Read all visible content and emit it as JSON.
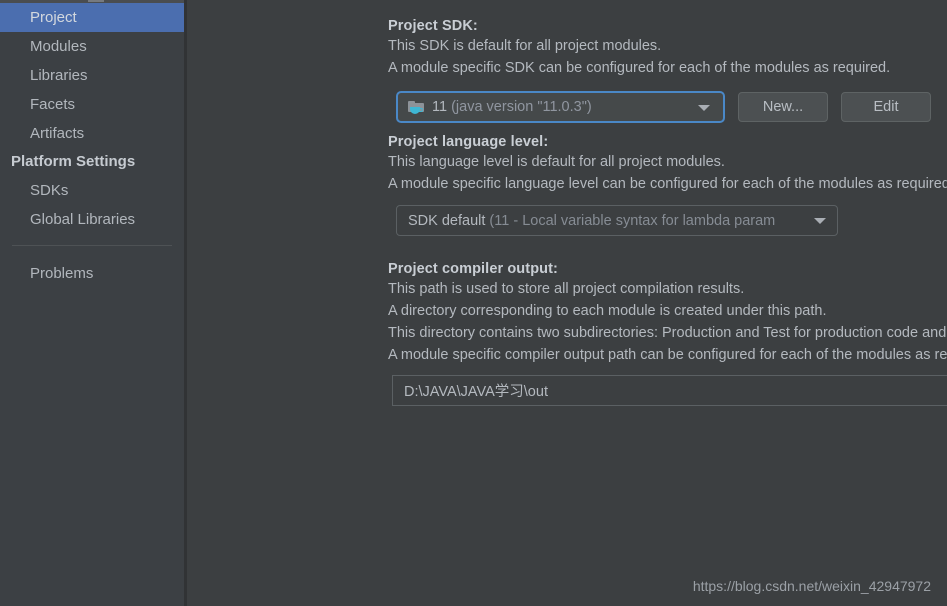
{
  "sidebar": {
    "items": [
      {
        "label": "Project",
        "type": "item",
        "selected": true
      },
      {
        "label": "Modules",
        "type": "item",
        "selected": false
      },
      {
        "label": "Libraries",
        "type": "item",
        "selected": false
      },
      {
        "label": "Facets",
        "type": "item",
        "selected": false
      },
      {
        "label": "Artifacts",
        "type": "item",
        "selected": false
      },
      {
        "label": "Platform Settings",
        "type": "group",
        "selected": false
      },
      {
        "label": "SDKs",
        "type": "item",
        "selected": false
      },
      {
        "label": "Global Libraries",
        "type": "item",
        "selected": false
      },
      {
        "label": "Problems",
        "type": "item",
        "selected": false
      }
    ]
  },
  "project_sdk": {
    "title": "Project SDK:",
    "desc_line1": "This SDK is default for all project modules.",
    "desc_line2": "A module specific SDK can be configured for each of the modules as required.",
    "combo": {
      "icon": "java-sdk-folder-icon",
      "name": "11",
      "version": "(java version \"11.0.3\")"
    },
    "new_button": "New...",
    "edit_button": "Edit"
  },
  "language_level": {
    "title": "Project language level:",
    "desc_line1": "This language level is default for all project modules.",
    "desc_line2": "A module specific language level can be configured for each of the modules as required.",
    "combo": {
      "value": "SDK default",
      "detail": "(11 - Local variable syntax for lambda param"
    }
  },
  "compiler_output": {
    "title": "Project compiler output:",
    "desc_line1": "This path is used to store all project compilation results.",
    "desc_line2": "A directory corresponding to each module is created under this path.",
    "desc_line3": "This directory contains two subdirectories: Production and Test for production code and test sources, r",
    "desc_line4": "A module specific compiler output path can be configured for each of the modules as required.",
    "path_value": "D:\\JAVA\\JAVA学习\\out"
  },
  "watermark": {
    "text": "https://blog.csdn.net/weixin_42947972"
  },
  "colors": {
    "background": "#3c3f41",
    "sidebar": "#3c4044",
    "selection": "#4b6eaf",
    "focus_border": "#4a88c7",
    "text": "#b4b9bf",
    "text_muted": "#868c94",
    "accent_cup": "#3eb7d4"
  }
}
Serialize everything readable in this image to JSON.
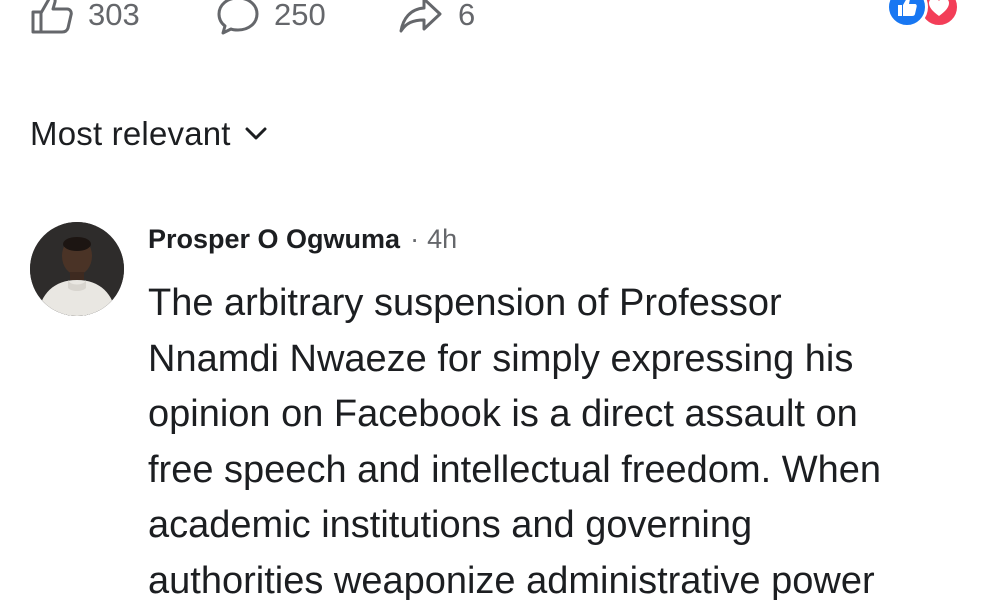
{
  "action_bar": {
    "like_count": "303",
    "comment_count": "250",
    "share_count": "6",
    "icons": [
      "thumbs-up-icon",
      "comment-icon",
      "share-icon"
    ]
  },
  "reactions": {
    "types": [
      "like",
      "love"
    ],
    "colors": {
      "like": "#1877f2",
      "love": "#f33e58"
    }
  },
  "sort": {
    "label": "Most relevant"
  },
  "comment": {
    "author": "Prosper O Ogwuma",
    "separator": "·",
    "time": "4h",
    "text_lines": [
      "The arbitrary suspension of Professor",
      "Nnamdi Nwaeze for simply expressing his",
      "opinion on Facebook is a direct assault on",
      "free speech and intellectual freedom. When",
      "academic institutions and governing",
      "authorities weaponize administrative power"
    ]
  },
  "colors": {
    "text_primary": "#1c1e21",
    "text_secondary": "#65676b",
    "background": "#ffffff"
  }
}
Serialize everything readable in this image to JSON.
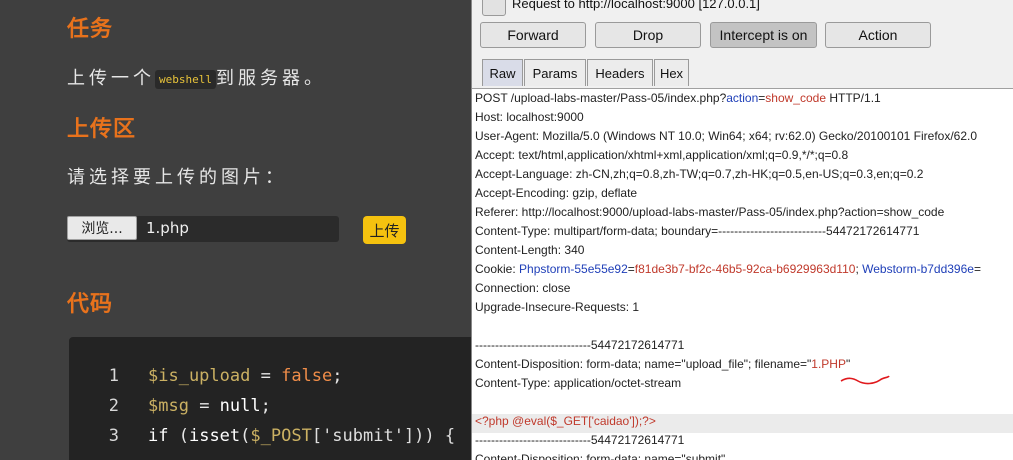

## OBJECTIVE
Leave out the pictures and return every record word for word.

## FINISHED TASK
Read all visible content and emit it as JSON.
{
  "sidebar": {
    "items": [
      {
        "label": "Project",
        "type": "item",
        "selected": true
      },
      {
        "label": "Modules",
        "type": "item",
        "selected": false
      },
      {
        "label": "Libraries",
        "type": "item",
        "selected": false
      },
      {
        "label": "Facets",
        "type": "item",
        "selected": false
      },
      {
        "label": "Artifacts",
        "type": "item",
        "selected": false
      },
      {
        "label": "Platform Settings",
        "type": "group",
        "selected": false
      },
      {
        "label": "SDKs",
        "type": "item",
        "selected": false
      },
      {
        "label": "Global Libraries",
        "type": "item",
        "selected": false
      },
      {
        "label": "Problems",
        "type": "item",
        "selected": false
      }
    ]
  },
  "project_sdk": {
    "title": "Project SDK:",
    "desc_line1": "This SDK is default for all project modules.",
    "desc_line2": "A module specific SDK can be configured for each of the modules as required.",
    "combo": {
      "icon": "java-sdk-folder-icon",
      "name": "11",
      "version": "(java version \"11.0.3\")"
    },
    "new_button": "New...",
    "edit_button": "Edit"
  },
  "language_level": {
    "title": "Project language level:",
    "desc_line1": "This language level is default for all project modules.",
    "desc_line2": "A module specific language level can be configured for each of the modules as required.",
    "combo": {
      "value": "SDK default",
      "detail": "(11 - Local variable syntax for lambda param"
    }
  },
  "compiler_output": {
    "title": "Project compiler output:",
    "desc_line1": "This path is used to store all project compilation results.",
    "desc_line2": "A directory corresponding to each module is created under this path.",
    "desc_line3": "This directory contains two subdirectories: Production and Test for production code and test sources, r",
    "desc_line4": "A module specific compiler output path can be configured for each of the modules as required.",
    "path_value": "D:\\JAVA\\JAVA学习\\out"
  },
  "watermark": {
    "text": "https://blog.csdn.net/weixin_42947972"
  },
  "colors": {
    "background": "#3c3f41",
    "sidebar": "#3c4044",
    "selection": "#4b6eaf",
    "focus_border": "#4a88c7",
    "text": "#b4b9bf",
    "text_muted": "#868c94",
    "accent_cup": "#3eb7d4"
  }
}
Serialize everything readable in this image to JSON.
{
  "action_bar": {
    "like_count": "303",
    "comment_count": "250",
    "share_count": "6",
    "icons": [
      "thumbs-up-icon",
      "comment-icon",
      "share-icon"
    ]
  },
  "reactions": {
    "types": [
      "like",
      "love"
    ],
    "colors": {
      "like": "#1877f2",
      "love": "#f33e58"
    }
  },
  "sort": {
    "label": "Most relevant"
  },
  "comment": {
    "author": "Prosper O Ogwuma",
    "separator": "·",
    "time": "4h",
    "text_lines": [
      "The arbitrary suspension of Professor",
      "Nnamdi Nwaeze for simply expressing his",
      "opinion on Facebook is a direct assault on",
      "free speech and intellectual freedom. When",
      "academic institutions and governing",
      "authorities weaponize administrative power"
    ]
  },
  "colors": {
    "text_primary": "#1c1e21",
    "text_secondary": "#65676b",
    "background": "#ffffff"
  }
}
Serialize everything readable in this image to JSON.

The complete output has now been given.